((
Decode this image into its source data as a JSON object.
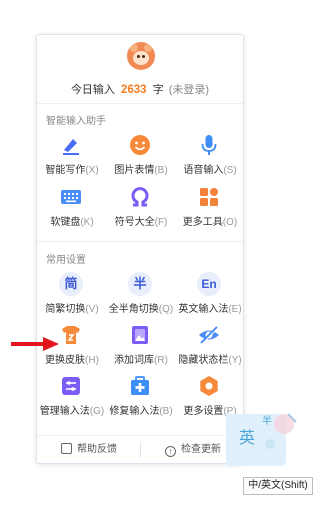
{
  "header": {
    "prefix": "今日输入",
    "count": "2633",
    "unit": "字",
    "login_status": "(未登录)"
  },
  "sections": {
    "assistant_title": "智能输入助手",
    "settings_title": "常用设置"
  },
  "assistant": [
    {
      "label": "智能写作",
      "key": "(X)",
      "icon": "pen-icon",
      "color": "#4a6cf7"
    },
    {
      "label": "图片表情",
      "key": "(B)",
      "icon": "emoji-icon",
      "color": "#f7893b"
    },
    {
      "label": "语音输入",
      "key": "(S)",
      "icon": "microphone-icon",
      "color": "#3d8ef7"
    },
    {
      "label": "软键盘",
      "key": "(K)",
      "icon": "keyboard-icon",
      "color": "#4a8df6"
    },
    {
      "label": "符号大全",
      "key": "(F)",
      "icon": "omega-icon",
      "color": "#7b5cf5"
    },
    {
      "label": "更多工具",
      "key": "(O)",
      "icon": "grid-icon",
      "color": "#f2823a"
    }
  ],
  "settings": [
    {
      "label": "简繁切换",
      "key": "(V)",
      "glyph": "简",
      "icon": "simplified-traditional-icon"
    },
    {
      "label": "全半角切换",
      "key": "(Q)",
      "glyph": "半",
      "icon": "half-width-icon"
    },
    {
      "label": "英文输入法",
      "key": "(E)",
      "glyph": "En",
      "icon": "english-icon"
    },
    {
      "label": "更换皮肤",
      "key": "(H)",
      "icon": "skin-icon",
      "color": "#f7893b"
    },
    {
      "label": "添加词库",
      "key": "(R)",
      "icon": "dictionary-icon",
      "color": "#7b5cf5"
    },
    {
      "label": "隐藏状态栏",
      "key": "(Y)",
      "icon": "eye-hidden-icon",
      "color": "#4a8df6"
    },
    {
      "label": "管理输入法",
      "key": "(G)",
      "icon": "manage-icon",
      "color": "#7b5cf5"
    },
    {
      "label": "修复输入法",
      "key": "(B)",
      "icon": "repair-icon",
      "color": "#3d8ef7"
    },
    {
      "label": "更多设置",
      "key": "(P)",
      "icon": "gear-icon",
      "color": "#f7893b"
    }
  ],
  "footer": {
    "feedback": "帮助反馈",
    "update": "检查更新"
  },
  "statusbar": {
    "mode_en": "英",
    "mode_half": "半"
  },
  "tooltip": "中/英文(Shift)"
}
))
((
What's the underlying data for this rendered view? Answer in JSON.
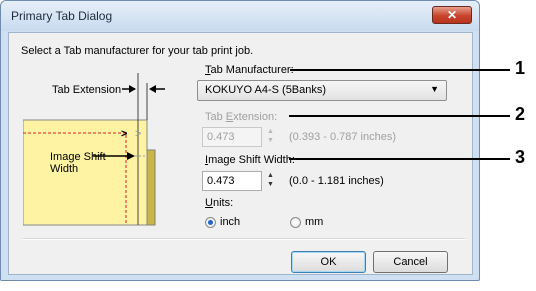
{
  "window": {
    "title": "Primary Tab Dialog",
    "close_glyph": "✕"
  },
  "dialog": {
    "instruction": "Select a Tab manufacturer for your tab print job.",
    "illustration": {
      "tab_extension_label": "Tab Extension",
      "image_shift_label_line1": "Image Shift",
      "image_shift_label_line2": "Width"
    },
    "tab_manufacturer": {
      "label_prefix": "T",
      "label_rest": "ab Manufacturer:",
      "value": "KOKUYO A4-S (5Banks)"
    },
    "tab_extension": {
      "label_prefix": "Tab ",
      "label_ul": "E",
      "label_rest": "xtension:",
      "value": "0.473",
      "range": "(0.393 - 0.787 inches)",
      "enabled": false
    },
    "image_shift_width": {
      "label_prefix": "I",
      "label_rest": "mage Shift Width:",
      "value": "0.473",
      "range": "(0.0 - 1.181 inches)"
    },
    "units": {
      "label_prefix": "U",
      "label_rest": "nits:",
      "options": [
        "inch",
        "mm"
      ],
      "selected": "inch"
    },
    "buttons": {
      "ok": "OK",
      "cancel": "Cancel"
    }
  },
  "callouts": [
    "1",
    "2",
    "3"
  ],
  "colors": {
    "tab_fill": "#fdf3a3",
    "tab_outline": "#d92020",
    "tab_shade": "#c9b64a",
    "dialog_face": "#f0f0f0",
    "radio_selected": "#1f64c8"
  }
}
))
((
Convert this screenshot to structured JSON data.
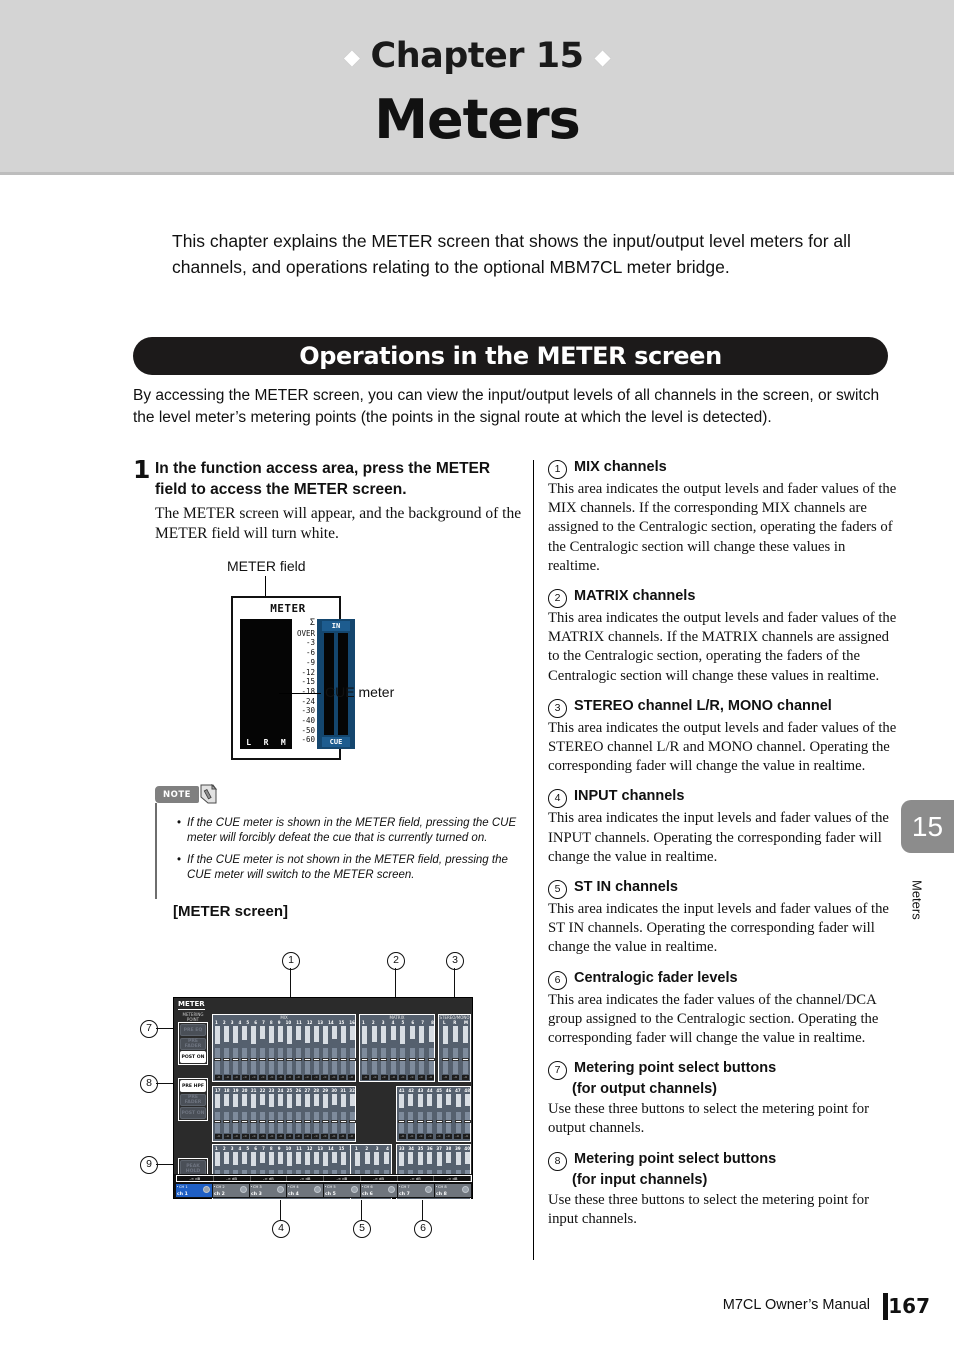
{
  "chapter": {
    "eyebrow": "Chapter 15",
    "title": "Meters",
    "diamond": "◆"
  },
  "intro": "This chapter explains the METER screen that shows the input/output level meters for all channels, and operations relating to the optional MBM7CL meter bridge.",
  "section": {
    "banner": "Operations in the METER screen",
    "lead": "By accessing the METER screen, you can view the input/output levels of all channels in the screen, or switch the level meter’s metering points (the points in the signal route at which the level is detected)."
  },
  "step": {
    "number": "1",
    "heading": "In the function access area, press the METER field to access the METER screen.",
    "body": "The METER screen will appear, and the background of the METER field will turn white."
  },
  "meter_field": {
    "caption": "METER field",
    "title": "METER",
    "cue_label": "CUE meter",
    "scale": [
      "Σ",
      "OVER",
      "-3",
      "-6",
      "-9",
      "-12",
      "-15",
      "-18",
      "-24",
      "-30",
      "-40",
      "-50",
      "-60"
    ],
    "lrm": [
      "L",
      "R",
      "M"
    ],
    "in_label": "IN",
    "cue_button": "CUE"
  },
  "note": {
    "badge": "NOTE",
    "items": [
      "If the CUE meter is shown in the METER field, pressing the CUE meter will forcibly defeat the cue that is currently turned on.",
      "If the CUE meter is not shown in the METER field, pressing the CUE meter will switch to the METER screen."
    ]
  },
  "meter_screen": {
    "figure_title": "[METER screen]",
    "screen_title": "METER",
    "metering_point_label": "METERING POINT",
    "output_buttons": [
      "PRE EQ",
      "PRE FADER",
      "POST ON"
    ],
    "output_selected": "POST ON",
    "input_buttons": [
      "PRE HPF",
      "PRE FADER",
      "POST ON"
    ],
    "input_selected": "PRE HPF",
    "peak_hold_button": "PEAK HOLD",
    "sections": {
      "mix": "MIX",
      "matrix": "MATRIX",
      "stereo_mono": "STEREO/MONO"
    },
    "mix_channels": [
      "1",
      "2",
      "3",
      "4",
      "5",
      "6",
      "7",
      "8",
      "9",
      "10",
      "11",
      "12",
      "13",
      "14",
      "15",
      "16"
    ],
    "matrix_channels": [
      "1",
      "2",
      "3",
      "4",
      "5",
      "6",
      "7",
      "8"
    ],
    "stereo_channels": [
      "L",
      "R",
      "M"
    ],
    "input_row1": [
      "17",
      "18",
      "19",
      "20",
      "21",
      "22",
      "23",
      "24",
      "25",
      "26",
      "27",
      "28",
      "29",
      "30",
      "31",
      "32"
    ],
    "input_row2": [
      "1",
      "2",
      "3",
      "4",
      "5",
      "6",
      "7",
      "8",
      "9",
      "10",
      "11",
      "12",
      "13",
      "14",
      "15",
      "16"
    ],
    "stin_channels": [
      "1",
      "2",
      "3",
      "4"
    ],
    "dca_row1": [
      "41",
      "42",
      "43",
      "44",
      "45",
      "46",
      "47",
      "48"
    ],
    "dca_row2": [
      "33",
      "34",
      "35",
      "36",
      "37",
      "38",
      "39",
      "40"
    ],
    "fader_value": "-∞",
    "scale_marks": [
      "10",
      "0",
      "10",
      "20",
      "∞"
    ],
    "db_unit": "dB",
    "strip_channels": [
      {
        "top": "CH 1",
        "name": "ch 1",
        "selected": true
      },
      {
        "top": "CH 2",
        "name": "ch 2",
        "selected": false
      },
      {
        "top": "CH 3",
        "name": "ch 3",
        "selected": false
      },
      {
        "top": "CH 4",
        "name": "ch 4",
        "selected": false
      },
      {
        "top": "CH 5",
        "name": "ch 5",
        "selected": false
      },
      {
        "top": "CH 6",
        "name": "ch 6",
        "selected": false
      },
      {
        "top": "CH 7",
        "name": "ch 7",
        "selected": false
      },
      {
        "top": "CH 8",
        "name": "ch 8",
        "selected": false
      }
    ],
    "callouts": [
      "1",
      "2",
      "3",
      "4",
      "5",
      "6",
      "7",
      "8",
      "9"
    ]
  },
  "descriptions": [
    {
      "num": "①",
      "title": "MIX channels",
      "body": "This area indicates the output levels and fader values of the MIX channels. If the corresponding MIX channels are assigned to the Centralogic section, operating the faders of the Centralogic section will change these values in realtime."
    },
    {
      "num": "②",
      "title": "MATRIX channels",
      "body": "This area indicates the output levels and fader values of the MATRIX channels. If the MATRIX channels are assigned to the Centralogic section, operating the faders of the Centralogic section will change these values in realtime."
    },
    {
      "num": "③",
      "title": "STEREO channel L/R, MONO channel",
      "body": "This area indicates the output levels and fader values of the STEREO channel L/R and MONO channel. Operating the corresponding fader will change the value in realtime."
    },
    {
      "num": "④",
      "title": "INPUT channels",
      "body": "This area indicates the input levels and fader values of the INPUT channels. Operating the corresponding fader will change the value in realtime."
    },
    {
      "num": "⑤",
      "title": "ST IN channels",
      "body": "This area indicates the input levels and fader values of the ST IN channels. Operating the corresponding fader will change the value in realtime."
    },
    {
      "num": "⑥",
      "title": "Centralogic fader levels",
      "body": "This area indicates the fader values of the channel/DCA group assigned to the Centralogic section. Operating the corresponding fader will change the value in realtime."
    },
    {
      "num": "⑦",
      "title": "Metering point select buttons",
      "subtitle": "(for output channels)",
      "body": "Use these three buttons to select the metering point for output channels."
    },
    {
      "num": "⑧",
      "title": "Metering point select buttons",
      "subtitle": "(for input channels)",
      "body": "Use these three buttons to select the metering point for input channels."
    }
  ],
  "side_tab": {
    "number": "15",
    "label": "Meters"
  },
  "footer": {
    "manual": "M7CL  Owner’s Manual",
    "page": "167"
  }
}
))
GIVEN EXERCISE: Using the entries above, return each line in which the word "shown" occurs.

WRITTEN SOLUTION:
      "If the CUE meter is shown in the METER field, pressing the CUE meter will forcibly defeat the cue that is currently turned on.",
      "If the CUE meter is not shown in the METER field, pressing the CUE meter will switch to the METER screen."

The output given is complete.